### PROBLEM TO SOLVE
Extract each line of the material that follows exactly and omit its pictures.

### Extracted data entries

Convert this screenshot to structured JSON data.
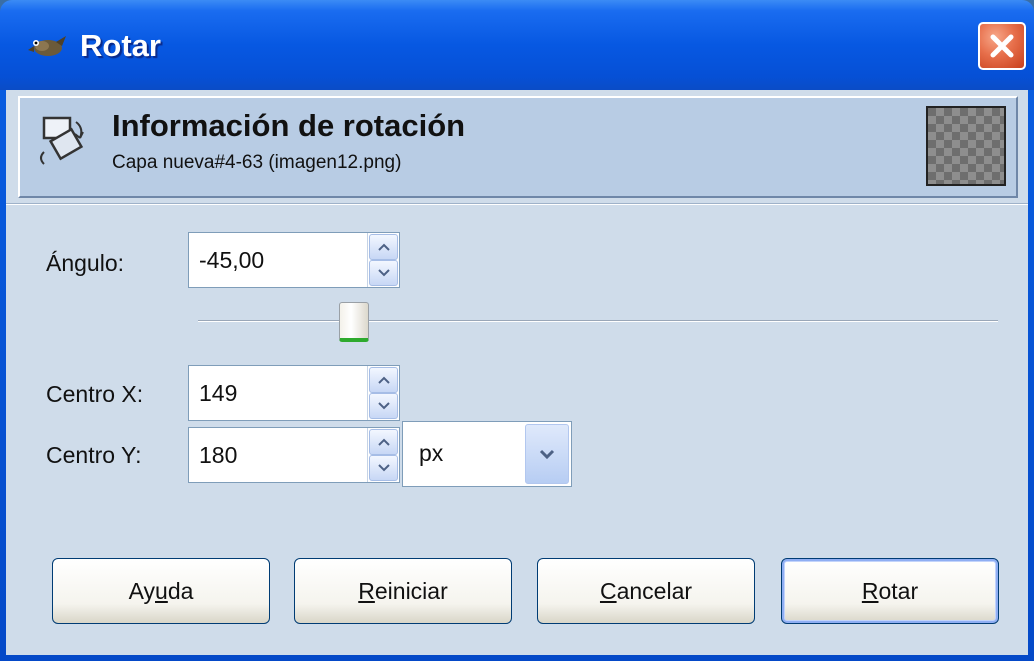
{
  "window": {
    "title": "Rotar",
    "icon": "gimp-wilber-icon"
  },
  "header": {
    "icon": "rotate-tool-icon",
    "title": "Información de rotación",
    "subtitle": "Capa nueva#4-63 (imagen12.png)"
  },
  "form": {
    "angle_label": "Ángulo:",
    "angle_value": "-45,00",
    "angle_slider_value": -45,
    "angle_slider_range": [
      -180,
      180
    ],
    "center_x_label": "Centro X:",
    "center_x_value": "149",
    "center_y_label": "Centro Y:",
    "center_y_value": "180",
    "unit_value": "px"
  },
  "buttons": {
    "help": {
      "pre": "Ay",
      "mn": "u",
      "post": "da"
    },
    "reset": {
      "pre": "",
      "mn": "R",
      "post": "einiciar"
    },
    "cancel": {
      "pre": "",
      "mn": "C",
      "post": "ancelar"
    },
    "rotate": {
      "pre": "",
      "mn": "R",
      "post": "otar"
    }
  },
  "colors": {
    "titlebar": "#0758e2",
    "close": "#e76f4b",
    "dialog_bg": "#cfdcea",
    "slider_accent": "#2eaa2e"
  }
}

### RESPONSE TO THIS TASK
Convert this screenshot to structured JSON data.
{
  "window": {
    "title": "Rotar",
    "icon": "gimp-wilber-icon"
  },
  "header": {
    "icon": "rotate-tool-icon",
    "title": "Información de rotación",
    "subtitle": "Capa nueva#4-63 (imagen12.png)"
  },
  "form": {
    "angle_label": "Ángulo:",
    "angle_value": "-45,00",
    "angle_slider_value": -45,
    "angle_slider_range": [
      -180,
      180
    ],
    "center_x_label": "Centro X:",
    "center_x_value": "149",
    "center_y_label": "Centro Y:",
    "center_y_value": "180",
    "unit_value": "px"
  },
  "buttons": {
    "help": {
      "pre": "Ay",
      "mn": "u",
      "post": "da"
    },
    "reset": {
      "pre": "",
      "mn": "R",
      "post": "einiciar"
    },
    "cancel": {
      "pre": "",
      "mn": "C",
      "post": "ancelar"
    },
    "rotate": {
      "pre": "",
      "mn": "R",
      "post": "otar"
    }
  },
  "colors": {
    "titlebar": "#0758e2",
    "close": "#e76f4b",
    "dialog_bg": "#cfdcea",
    "slider_accent": "#2eaa2e"
  }
}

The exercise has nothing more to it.